(Data records)
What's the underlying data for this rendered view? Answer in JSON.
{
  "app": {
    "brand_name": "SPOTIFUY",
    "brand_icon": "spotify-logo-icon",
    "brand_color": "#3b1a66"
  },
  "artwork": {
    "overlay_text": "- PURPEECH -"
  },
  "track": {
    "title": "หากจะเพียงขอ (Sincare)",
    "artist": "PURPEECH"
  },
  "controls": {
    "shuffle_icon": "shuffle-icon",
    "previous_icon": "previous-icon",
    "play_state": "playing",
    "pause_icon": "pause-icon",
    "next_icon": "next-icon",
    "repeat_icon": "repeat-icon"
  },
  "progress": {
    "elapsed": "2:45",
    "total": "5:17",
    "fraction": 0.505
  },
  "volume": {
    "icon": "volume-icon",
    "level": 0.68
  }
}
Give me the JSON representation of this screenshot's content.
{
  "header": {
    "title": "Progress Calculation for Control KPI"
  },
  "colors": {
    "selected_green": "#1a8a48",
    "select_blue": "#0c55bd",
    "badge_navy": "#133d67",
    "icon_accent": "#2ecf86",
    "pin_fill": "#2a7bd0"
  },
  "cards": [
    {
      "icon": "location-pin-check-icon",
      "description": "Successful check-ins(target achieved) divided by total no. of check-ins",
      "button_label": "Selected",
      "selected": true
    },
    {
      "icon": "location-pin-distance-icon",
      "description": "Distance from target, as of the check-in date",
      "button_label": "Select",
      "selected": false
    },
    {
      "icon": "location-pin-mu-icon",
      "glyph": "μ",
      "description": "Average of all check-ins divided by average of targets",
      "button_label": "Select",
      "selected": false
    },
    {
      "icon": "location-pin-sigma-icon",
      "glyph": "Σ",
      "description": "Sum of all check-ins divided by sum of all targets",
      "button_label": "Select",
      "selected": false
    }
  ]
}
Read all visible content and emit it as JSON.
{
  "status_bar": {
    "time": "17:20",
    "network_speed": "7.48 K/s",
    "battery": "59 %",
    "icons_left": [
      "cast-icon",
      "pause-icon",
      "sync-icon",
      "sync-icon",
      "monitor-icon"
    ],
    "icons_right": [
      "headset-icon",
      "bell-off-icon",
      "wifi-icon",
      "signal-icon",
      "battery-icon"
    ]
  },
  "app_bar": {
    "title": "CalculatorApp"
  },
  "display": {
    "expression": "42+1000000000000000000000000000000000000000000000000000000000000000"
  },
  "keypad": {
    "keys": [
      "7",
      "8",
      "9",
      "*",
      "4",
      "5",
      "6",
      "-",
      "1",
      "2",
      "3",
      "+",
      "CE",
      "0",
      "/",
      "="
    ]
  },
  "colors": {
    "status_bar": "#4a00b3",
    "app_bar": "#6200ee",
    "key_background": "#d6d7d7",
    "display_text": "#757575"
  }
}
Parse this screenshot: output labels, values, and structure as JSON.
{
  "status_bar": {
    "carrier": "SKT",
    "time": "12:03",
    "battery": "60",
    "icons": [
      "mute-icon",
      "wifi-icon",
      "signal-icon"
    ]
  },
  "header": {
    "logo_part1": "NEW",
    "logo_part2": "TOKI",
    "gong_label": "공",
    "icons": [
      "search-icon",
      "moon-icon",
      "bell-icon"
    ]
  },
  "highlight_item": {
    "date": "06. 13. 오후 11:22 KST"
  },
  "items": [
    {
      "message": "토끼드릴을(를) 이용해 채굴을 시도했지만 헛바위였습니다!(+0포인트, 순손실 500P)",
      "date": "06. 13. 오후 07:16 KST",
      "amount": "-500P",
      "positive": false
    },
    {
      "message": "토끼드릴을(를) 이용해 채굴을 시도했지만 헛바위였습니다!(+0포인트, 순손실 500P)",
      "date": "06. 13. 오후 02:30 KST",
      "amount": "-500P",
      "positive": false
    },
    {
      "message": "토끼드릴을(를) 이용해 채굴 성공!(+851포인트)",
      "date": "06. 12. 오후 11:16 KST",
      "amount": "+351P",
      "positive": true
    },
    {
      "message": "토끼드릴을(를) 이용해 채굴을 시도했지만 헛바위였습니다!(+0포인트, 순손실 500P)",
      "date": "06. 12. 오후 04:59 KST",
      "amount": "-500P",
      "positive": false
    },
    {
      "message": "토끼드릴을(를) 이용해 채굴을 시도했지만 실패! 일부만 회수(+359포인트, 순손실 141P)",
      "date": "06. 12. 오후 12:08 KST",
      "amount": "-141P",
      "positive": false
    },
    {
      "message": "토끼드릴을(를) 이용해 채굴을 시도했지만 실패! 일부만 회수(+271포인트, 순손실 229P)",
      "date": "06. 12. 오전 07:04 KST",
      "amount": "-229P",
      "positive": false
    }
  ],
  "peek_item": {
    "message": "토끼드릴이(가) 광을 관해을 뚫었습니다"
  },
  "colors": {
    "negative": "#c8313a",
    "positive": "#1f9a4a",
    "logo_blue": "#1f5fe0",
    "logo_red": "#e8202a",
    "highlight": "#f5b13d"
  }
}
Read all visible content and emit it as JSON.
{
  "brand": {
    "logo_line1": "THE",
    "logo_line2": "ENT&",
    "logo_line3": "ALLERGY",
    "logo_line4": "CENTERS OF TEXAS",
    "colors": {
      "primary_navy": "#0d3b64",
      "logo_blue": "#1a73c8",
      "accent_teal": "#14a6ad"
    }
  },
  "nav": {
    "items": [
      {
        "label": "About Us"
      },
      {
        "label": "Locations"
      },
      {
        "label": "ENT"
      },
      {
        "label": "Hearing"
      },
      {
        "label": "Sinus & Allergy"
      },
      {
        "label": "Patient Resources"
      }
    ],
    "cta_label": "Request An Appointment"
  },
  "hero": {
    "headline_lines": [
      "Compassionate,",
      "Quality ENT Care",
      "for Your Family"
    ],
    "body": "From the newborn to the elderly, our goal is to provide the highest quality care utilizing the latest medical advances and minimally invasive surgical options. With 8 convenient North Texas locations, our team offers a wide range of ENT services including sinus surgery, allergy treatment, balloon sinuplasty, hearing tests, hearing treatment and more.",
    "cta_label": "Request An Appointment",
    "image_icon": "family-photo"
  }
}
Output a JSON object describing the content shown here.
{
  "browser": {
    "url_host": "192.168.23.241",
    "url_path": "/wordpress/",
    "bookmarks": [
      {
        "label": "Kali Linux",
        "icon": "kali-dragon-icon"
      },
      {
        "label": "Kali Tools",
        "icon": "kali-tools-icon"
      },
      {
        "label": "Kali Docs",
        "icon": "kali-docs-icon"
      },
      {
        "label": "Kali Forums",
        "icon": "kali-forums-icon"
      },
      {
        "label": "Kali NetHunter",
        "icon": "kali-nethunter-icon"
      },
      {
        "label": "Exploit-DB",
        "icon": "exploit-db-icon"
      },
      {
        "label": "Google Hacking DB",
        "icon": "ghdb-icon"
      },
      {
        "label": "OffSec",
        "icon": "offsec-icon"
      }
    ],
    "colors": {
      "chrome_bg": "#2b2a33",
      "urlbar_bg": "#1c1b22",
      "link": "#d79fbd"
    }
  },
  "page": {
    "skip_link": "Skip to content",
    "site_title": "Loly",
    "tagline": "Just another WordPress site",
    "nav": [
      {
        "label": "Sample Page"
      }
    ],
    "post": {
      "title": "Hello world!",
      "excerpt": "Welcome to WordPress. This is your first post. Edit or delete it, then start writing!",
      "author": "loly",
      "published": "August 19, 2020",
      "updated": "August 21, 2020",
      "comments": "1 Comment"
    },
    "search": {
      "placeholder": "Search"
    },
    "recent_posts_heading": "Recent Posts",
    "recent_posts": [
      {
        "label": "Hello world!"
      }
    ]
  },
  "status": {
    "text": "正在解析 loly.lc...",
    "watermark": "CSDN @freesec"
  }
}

Exercise objective ▸ Reproduce the material above without altering a single character.

Exercise response ▸
What's the underlying data for this rendered view? Answer in JSON.
{
  "app": {
    "brand_name": "SPOTIFUY",
    "brand_icon": "spotify-logo-icon",
    "brand_color": "#3b1a66"
  },
  "artwork": {
    "overlay_text": "- PURPEECH -"
  },
  "track": {
    "title": "หากจะเพียงขอ (Sincare)",
    "artist": "PURPEECH"
  },
  "controls": {
    "shuffle_icon": "shuffle-icon",
    "previous_icon": "previous-icon",
    "play_state": "playing",
    "pause_icon": "pause-icon",
    "next_icon": "next-icon",
    "repeat_icon": "repeat-icon"
  },
  "progress": {
    "elapsed": "2:45",
    "total": "5:17",
    "fraction": 0.505
  },
  "volume": {
    "icon": "volume-icon",
    "level": 0.68
  }
}
Give me the JSON representation of this screenshot's content.
{
  "header": {
    "title": "Progress Calculation for Control KPI"
  },
  "colors": {
    "selected_green": "#1a8a48",
    "select_blue": "#0c55bd",
    "badge_navy": "#133d67",
    "icon_accent": "#2ecf86",
    "pin_fill": "#2a7bd0"
  },
  "cards": [
    {
      "icon": "location-pin-check-icon",
      "description": "Successful check-ins(target achieved) divided by total no. of check-ins",
      "button_label": "Selected",
      "selected": true
    },
    {
      "icon": "location-pin-distance-icon",
      "description": "Distance from target, as of the check-in date",
      "button_label": "Select",
      "selected": false
    },
    {
      "icon": "location-pin-mu-icon",
      "glyph": "μ",
      "description": "Average of all check-ins divided by average of targets",
      "button_label": "Select",
      "selected": false
    },
    {
      "icon": "location-pin-sigma-icon",
      "glyph": "Σ",
      "description": "Sum of all check-ins divided by sum of all targets",
      "button_label": "Select",
      "selected": false
    }
  ]
}
Read all visible content and emit it as JSON.
{
  "status_bar": {
    "time": "17:20",
    "network_speed": "7.48 K/s",
    "battery": "59 %",
    "icons_left": [
      "cast-icon",
      "pause-icon",
      "sync-icon",
      "sync-icon",
      "monitor-icon"
    ],
    "icons_right": [
      "headset-icon",
      "bell-off-icon",
      "wifi-icon",
      "signal-icon",
      "battery-icon"
    ]
  },
  "app_bar": {
    "title": "CalculatorApp"
  },
  "display": {
    "expression": "42+1000000000000000000000000000000000000000000000000000000000000000"
  },
  "keypad": {
    "keys": [
      "7",
      "8",
      "9",
      "*",
      "4",
      "5",
      "6",
      "-",
      "1",
      "2",
      "3",
      "+",
      "CE",
      "0",
      "/",
      "="
    ]
  },
  "colors": {
    "status_bar": "#4a00b3",
    "app_bar": "#6200ee",
    "key_background": "#d6d7d7",
    "display_text": "#757575"
  }
}
Parse this screenshot: output labels, values, and structure as JSON.
{
  "status_bar": {
    "carrier": "SKT",
    "time": "12:03",
    "battery": "60",
    "icons": [
      "mute-icon",
      "wifi-icon",
      "signal-icon"
    ]
  },
  "header": {
    "logo_part1": "NEW",
    "logo_part2": "TOKI",
    "gong_label": "공",
    "icons": [
      "search-icon",
      "moon-icon",
      "bell-icon"
    ]
  },
  "highlight_item": {
    "date": "06. 13. 오후 11:22 KST"
  },
  "items": [
    {
      "message": "토끼드릴을(를) 이용해 채굴을 시도했지만 헛바위였습니다!(+0포인트, 순손실 500P)",
      "date": "06. 13. 오후 07:16 KST",
      "amount": "-500P",
      "positive": false
    },
    {
      "message": "토끼드릴을(를) 이용해 채굴을 시도했지만 헛바위였습니다!(+0포인트, 순손실 500P)",
      "date": "06. 13. 오후 02:30 KST",
      "amount": "-500P",
      "positive": false
    },
    {
      "message": "토끼드릴을(를) 이용해 채굴 성공!(+851포인트)",
      "date": "06. 12. 오후 11:16 KST",
      "amount": "+351P",
      "positive": true
    },
    {
      "message": "토끼드릴을(를) 이용해 채굴을 시도했지만 헛바위였습니다!(+0포인트, 순손실 500P)",
      "date": "06. 12. 오후 04:59 KST",
      "amount": "-500P",
      "positive": false
    },
    {
      "message": "토끼드릴을(를) 이용해 채굴을 시도했지만 실패! 일부만 회수(+359포인트, 순손실 141P)",
      "date": "06. 12. 오후 12:08 KST",
      "amount": "-141P",
      "positive": false
    },
    {
      "message": "토끼드릴을(를) 이용해 채굴을 시도했지만 실패! 일부만 회수(+271포인트, 순손실 229P)",
      "date": "06. 12. 오전 07:04 KST",
      "amount": "-229P",
      "positive": false
    }
  ],
  "peek_item": {
    "message": "토끼드릴이(가) 광을 관해을 뚫었습니다"
  },
  "colors": {
    "negative": "#c8313a",
    "positive": "#1f9a4a",
    "logo_blue": "#1f5fe0",
    "logo_red": "#e8202a",
    "highlight": "#f5b13d"
  }
}
Read all visible content and emit it as JSON.
{
  "brand": {
    "logo_line1": "THE",
    "logo_line2": "ENT&",
    "logo_line3": "ALLERGY",
    "logo_line4": "CENTERS OF TEXAS",
    "colors": {
      "primary_navy": "#0d3b64",
      "logo_blue": "#1a73c8",
      "accent_teal": "#14a6ad"
    }
  },
  "nav": {
    "items": [
      {
        "label": "About Us"
      },
      {
        "label": "Locations"
      },
      {
        "label": "ENT"
      },
      {
        "label": "Hearing"
      },
      {
        "label": "Sinus & Allergy"
      },
      {
        "label": "Patient Resources"
      }
    ],
    "cta_label": "Request An Appointment"
  },
  "hero": {
    "headline_lines": [
      "Compassionate,",
      "Quality ENT Care",
      "for Your Family"
    ],
    "body": "From the newborn to the elderly, our goal is to provide the highest quality care utilizing the latest medical advances and minimally invasive surgical options. With 8 convenient North Texas locations, our team offers a wide range of ENT services including sinus surgery, allergy treatment, balloon sinuplasty, hearing tests, hearing treatment and more.",
    "cta_label": "Request An Appointment",
    "image_icon": "family-photo"
  }
}
Output a JSON object describing the content shown here.
{
  "browser": {
    "url_host": "192.168.23.241",
    "url_path": "/wordpress/",
    "bookmarks": [
      {
        "label": "Kali Linux",
        "icon": "kali-dragon-icon"
      },
      {
        "label": "Kali Tools",
        "icon": "kali-tools-icon"
      },
      {
        "label": "Kali Docs",
        "icon": "kali-docs-icon"
      },
      {
        "label": "Kali Forums",
        "icon": "kali-forums-icon"
      },
      {
        "label": "Kali NetHunter",
        "icon": "kali-nethunter-icon"
      },
      {
        "label": "Exploit-DB",
        "icon": "exploit-db-icon"
      },
      {
        "label": "Google Hacking DB",
        "icon": "ghdb-icon"
      },
      {
        "label": "OffSec",
        "icon": "offsec-icon"
      }
    ],
    "colors": {
      "chrome_bg": "#2b2a33",
      "urlbar_bg": "#1c1b22",
      "link": "#d79fbd"
    }
  },
  "page": {
    "skip_link": "Skip to content",
    "site_title": "Loly",
    "tagline": "Just another WordPress site",
    "nav": [
      {
        "label": "Sample Page"
      }
    ],
    "post": {
      "title": "Hello world!",
      "excerpt": "Welcome to WordPress. This is your first post. Edit or delete it, then start writing!",
      "author": "loly",
      "published": "August 19, 2020",
      "updated": "August 21, 2020",
      "comments": "1 Comment"
    },
    "search": {
      "placeholder": "Search"
    },
    "recent_posts_heading": "Recent Posts",
    "recent_posts": [
      {
        "label": "Hello world!"
      }
    ]
  },
  "status": {
    "text": "正在解析 loly.lc...",
    "watermark": "CSDN @freesec"
  }
}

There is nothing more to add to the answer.